Update the data below, changing every "caption-line" to "text-line" and leaving everything else as it is.

***** Data for processing *****

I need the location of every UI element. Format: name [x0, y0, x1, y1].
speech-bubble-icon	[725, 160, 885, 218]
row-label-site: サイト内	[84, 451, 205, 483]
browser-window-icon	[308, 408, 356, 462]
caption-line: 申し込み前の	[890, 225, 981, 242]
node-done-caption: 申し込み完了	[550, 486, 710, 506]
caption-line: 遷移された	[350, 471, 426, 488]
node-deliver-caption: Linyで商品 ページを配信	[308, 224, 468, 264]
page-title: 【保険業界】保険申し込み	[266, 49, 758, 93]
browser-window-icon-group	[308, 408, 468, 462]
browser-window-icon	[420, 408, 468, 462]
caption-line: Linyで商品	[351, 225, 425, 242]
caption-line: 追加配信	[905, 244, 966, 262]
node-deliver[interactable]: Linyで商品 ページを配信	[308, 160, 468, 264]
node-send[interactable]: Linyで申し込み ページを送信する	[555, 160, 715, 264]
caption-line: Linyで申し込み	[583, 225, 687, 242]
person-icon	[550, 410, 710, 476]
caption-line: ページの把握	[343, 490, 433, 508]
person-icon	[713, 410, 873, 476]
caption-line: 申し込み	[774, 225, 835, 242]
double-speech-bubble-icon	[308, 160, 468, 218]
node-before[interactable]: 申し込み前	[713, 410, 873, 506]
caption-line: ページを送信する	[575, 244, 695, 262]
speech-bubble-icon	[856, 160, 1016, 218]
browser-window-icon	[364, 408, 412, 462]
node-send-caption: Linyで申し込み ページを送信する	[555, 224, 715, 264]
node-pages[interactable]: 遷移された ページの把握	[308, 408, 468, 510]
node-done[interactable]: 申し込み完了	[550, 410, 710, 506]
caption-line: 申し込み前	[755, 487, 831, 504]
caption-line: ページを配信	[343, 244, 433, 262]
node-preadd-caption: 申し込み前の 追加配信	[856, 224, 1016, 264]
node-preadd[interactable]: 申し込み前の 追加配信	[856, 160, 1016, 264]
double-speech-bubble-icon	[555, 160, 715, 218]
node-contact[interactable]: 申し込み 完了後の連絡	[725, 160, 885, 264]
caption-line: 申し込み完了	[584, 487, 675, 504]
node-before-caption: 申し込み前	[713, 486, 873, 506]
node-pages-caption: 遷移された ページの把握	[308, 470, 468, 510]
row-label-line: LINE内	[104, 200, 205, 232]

*****

_Solution to this exercise_
I need the location of every UI element. Format: name [x0, y0, x1, y1].
speech-bubble-icon	[725, 160, 885, 218]
row-label-site: サイト内	[84, 451, 205, 483]
browser-window-icon	[308, 408, 356, 462]
text-line: 申し込み前の	[890, 225, 981, 242]
node-done-caption: 申し込み完了	[550, 486, 710, 506]
text-line: 遷移された	[350, 471, 426, 488]
node-deliver-caption: Linyで商品 ページを配信	[308, 224, 468, 264]
page-title: 【保険業界】保険申し込み	[266, 49, 758, 93]
browser-window-icon-group	[308, 408, 468, 462]
browser-window-icon	[420, 408, 468, 462]
text-line: Linyで商品	[351, 225, 425, 242]
text-line: 追加配信	[905, 244, 966, 262]
node-deliver[interactable]: Linyで商品 ページを配信	[308, 160, 468, 264]
node-send[interactable]: Linyで申し込み ページを送信する	[555, 160, 715, 264]
text-line: Linyで申し込み	[583, 225, 687, 242]
person-icon	[550, 410, 710, 476]
text-line: ページの把握	[343, 490, 433, 508]
person-icon	[713, 410, 873, 476]
text-line: 申し込み	[774, 225, 835, 242]
double-speech-bubble-icon	[308, 160, 468, 218]
node-before[interactable]: 申し込み前	[713, 410, 873, 506]
text-line: ページを送信する	[575, 244, 695, 262]
speech-bubble-icon	[856, 160, 1016, 218]
browser-window-icon	[364, 408, 412, 462]
node-send-caption: Linyで申し込み ページを送信する	[555, 224, 715, 264]
node-pages[interactable]: 遷移された ページの把握	[308, 408, 468, 510]
node-done[interactable]: 申し込み完了	[550, 410, 710, 506]
text-line: 申し込み前	[755, 487, 831, 504]
text-line: ページを配信	[343, 244, 433, 262]
node-preadd-caption: 申し込み前の 追加配信	[856, 224, 1016, 264]
node-preadd[interactable]: 申し込み前の 追加配信	[856, 160, 1016, 264]
double-speech-bubble-icon	[555, 160, 715, 218]
node-contact[interactable]: 申し込み 完了後の連絡	[725, 160, 885, 264]
text-line: 申し込み完了	[584, 487, 675, 504]
node-before-caption: 申し込み前	[713, 486, 873, 506]
node-pages-caption: 遷移された ページの把握	[308, 470, 468, 510]
row-label-line: LINE内	[104, 200, 205, 232]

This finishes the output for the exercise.